##### Records to process #####

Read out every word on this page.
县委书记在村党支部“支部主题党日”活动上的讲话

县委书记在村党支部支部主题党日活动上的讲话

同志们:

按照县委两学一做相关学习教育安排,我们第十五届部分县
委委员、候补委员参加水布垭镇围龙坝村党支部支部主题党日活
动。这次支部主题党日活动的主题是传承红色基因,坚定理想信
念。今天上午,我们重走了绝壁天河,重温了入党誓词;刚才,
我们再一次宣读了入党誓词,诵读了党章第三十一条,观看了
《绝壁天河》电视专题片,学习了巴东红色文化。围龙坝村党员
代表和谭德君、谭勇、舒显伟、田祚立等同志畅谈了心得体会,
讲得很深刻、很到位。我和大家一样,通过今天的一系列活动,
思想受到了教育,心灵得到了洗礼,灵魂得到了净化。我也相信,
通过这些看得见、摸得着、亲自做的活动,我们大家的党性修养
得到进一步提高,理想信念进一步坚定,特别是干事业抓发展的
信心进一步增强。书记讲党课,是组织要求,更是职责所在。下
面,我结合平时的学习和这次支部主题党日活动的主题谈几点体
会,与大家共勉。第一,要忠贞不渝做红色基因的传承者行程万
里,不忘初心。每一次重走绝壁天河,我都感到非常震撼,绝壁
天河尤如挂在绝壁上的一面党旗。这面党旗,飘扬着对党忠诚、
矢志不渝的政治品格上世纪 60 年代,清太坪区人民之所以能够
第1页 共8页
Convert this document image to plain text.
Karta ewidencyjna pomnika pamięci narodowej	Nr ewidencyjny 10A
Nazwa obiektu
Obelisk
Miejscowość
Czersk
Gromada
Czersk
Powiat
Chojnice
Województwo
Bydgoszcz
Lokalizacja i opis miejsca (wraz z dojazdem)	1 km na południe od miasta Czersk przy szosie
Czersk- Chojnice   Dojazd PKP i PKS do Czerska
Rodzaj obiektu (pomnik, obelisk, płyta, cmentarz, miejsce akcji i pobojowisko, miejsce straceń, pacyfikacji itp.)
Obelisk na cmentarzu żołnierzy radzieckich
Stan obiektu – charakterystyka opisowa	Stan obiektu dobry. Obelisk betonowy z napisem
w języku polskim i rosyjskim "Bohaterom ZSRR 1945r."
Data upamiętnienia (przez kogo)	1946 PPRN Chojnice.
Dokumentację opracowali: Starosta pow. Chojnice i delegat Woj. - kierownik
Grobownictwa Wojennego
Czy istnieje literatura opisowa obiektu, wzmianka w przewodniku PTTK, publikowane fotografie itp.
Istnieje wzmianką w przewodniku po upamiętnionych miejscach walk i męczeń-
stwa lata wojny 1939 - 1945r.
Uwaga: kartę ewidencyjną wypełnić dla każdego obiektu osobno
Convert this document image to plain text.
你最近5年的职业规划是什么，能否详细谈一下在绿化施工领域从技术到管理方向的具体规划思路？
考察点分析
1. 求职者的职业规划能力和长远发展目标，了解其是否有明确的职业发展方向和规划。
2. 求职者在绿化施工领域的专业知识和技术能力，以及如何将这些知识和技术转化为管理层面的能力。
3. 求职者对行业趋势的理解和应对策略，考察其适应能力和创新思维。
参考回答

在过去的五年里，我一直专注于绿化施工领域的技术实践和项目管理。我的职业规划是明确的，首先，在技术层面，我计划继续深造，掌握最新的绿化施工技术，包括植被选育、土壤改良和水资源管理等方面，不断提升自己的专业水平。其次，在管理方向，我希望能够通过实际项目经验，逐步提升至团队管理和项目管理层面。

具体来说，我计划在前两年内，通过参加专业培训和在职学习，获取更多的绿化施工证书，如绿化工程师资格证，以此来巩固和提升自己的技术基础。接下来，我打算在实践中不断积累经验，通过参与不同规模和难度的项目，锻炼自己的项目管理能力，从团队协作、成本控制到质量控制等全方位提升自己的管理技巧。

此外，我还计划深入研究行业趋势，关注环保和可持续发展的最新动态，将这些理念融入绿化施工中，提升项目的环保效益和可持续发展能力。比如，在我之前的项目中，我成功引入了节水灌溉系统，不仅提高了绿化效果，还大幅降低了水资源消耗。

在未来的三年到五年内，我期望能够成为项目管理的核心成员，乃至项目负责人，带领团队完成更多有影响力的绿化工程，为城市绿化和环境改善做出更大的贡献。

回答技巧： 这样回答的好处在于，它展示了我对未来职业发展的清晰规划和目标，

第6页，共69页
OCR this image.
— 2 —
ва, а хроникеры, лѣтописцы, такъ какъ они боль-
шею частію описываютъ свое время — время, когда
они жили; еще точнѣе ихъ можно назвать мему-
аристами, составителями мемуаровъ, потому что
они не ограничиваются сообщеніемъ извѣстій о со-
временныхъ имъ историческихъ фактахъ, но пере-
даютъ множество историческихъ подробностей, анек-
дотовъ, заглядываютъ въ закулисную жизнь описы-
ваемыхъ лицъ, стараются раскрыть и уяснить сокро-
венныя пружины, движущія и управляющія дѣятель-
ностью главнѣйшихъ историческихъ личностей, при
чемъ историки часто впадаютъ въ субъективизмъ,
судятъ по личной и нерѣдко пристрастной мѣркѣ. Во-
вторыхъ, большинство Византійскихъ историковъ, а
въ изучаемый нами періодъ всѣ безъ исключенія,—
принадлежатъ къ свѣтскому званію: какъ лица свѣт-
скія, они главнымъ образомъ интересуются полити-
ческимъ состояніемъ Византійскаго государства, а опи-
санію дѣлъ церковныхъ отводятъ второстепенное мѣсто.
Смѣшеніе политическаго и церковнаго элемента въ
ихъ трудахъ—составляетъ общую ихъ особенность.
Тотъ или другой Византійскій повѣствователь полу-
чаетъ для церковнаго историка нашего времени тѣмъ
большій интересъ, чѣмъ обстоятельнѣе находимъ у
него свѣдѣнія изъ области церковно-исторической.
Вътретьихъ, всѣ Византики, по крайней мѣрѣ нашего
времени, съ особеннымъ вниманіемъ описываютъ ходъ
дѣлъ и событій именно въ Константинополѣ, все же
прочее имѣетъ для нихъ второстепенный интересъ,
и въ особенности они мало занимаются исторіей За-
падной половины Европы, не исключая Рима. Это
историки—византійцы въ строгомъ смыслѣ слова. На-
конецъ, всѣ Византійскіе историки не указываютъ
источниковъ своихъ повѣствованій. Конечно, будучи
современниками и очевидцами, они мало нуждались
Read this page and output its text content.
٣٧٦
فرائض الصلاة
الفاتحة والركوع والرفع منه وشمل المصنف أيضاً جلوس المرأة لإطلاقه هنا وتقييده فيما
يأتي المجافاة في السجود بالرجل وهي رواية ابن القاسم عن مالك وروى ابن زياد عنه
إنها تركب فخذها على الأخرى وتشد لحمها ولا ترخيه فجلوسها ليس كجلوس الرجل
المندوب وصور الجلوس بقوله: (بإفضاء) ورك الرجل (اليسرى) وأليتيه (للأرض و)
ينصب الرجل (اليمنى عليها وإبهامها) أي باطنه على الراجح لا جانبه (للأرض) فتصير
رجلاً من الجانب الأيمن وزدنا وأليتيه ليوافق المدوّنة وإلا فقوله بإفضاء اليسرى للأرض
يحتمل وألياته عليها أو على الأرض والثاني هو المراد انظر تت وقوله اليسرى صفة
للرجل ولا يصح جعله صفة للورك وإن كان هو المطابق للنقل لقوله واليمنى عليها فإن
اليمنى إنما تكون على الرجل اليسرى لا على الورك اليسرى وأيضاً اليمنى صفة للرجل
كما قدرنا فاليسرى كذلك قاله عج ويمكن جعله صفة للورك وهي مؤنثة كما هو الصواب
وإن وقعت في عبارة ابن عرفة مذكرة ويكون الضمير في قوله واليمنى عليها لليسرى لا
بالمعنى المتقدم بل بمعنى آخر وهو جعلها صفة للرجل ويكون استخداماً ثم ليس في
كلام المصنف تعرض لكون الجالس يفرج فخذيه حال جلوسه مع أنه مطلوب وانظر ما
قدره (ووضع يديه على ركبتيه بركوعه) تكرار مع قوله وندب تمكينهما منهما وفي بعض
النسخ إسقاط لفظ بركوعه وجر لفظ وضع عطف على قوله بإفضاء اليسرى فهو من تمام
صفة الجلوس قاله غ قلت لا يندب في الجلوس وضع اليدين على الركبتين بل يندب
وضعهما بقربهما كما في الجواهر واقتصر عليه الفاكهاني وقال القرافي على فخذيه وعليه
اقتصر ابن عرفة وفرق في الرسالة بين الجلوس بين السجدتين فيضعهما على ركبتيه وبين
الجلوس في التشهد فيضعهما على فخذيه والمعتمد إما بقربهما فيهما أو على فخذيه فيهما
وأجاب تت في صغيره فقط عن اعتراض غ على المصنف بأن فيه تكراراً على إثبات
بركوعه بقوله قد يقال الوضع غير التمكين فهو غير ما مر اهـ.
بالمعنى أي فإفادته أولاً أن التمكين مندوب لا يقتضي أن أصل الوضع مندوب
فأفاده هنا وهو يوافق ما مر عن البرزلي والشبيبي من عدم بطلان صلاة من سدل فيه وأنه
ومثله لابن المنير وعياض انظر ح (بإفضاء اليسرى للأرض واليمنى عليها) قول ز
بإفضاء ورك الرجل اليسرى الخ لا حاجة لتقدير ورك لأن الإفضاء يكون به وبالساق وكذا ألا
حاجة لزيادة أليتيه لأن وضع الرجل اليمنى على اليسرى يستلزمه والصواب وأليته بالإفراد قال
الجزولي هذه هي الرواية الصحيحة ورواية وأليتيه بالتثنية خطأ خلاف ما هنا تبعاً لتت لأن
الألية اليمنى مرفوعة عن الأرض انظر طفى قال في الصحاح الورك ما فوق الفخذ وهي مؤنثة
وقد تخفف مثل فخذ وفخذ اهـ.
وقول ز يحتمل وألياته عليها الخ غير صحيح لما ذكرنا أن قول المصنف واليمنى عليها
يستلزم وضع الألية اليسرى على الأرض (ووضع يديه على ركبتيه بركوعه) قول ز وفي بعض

#####

» Instruction: State how many lines of the records above contain the word "وألياته", giving only that number.

» Answer to the exercise: 2